___ ФРАГМЕНТ

С 1947 года до 1953-го, то есть до смерти Сталина, Колыма испытывала самые кровавые в лагерной истории потрясения, названные «сучьей войной». В Главном управлении лагерей (ГУЛаге) стратеги исправительно-трудовой системы нашли безошибочный способ, как заставить работать миллионы воров, принципиально не желающих иметь что-либо общее с администрациями лагерей, и заодно повлечь уголовников в массовое уничтожение друг друга.
Говорят, теорию уничтожения преступного мира самим преступным миром разработал Вышинский. По крупным зонам Союза прокатилась волна трюмиловок – команды отборных головорезов, созданные из подручных лагерного начальства, проезжали по крупным зонам, под страхом смерти принуждая «честных воров» ссучиться – начать сотрудничать с властью. Одной из самых беспощадных слыла команда Васьки Пивоварова, созданная в Караганде (Карлаг) из отпетых уголовников, провинившихся перед преступным миром и не имевших другого шанса выжить, кроме как вместе с лагерными властями сломать хребет «законному» воровскому сообществу. Васька Пивоваров сам был вором и попал в штрафные батальоны. Повоевав и снова попав в тюрьму, он полностью перешёл в услужение к чекистам. Предоставленные его команде властями почти неограниченные права позволяли бандитам действительно наводить страх на лагеря, на управления лагерей, даже если в них содержалось по 30-40 тысяч человек.

______

Ответьте по фрагменту о «сучьей войне» на три вопроса, каждый ответ на отдельной строке с той же пометкой.
(а) В какие годы, согласно фрагменту, Колыма переживала «сучью войну»?
(б) Кому, по словам фрагмента, приписывают разработку теории уничтожения преступного мира самим преступным миром?
(в) Где была создана команда Васьки Пивоварова?

___ ВЫДЕРЖКА ИЗ ДАННЫХ

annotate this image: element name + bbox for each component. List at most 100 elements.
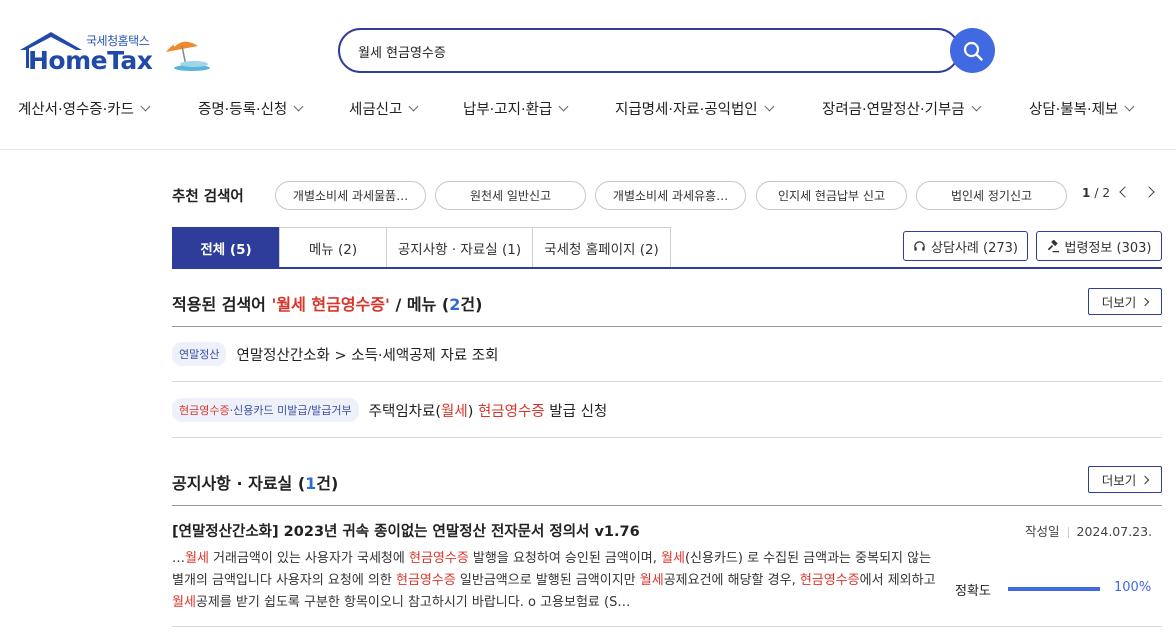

______

» **ВЫПОЛНЕННОЕ ЗАДАНИЕ**
(а) С 1947 по 1953 год.
(б) Вышинскому.
(в) В Караганде (Карлаг).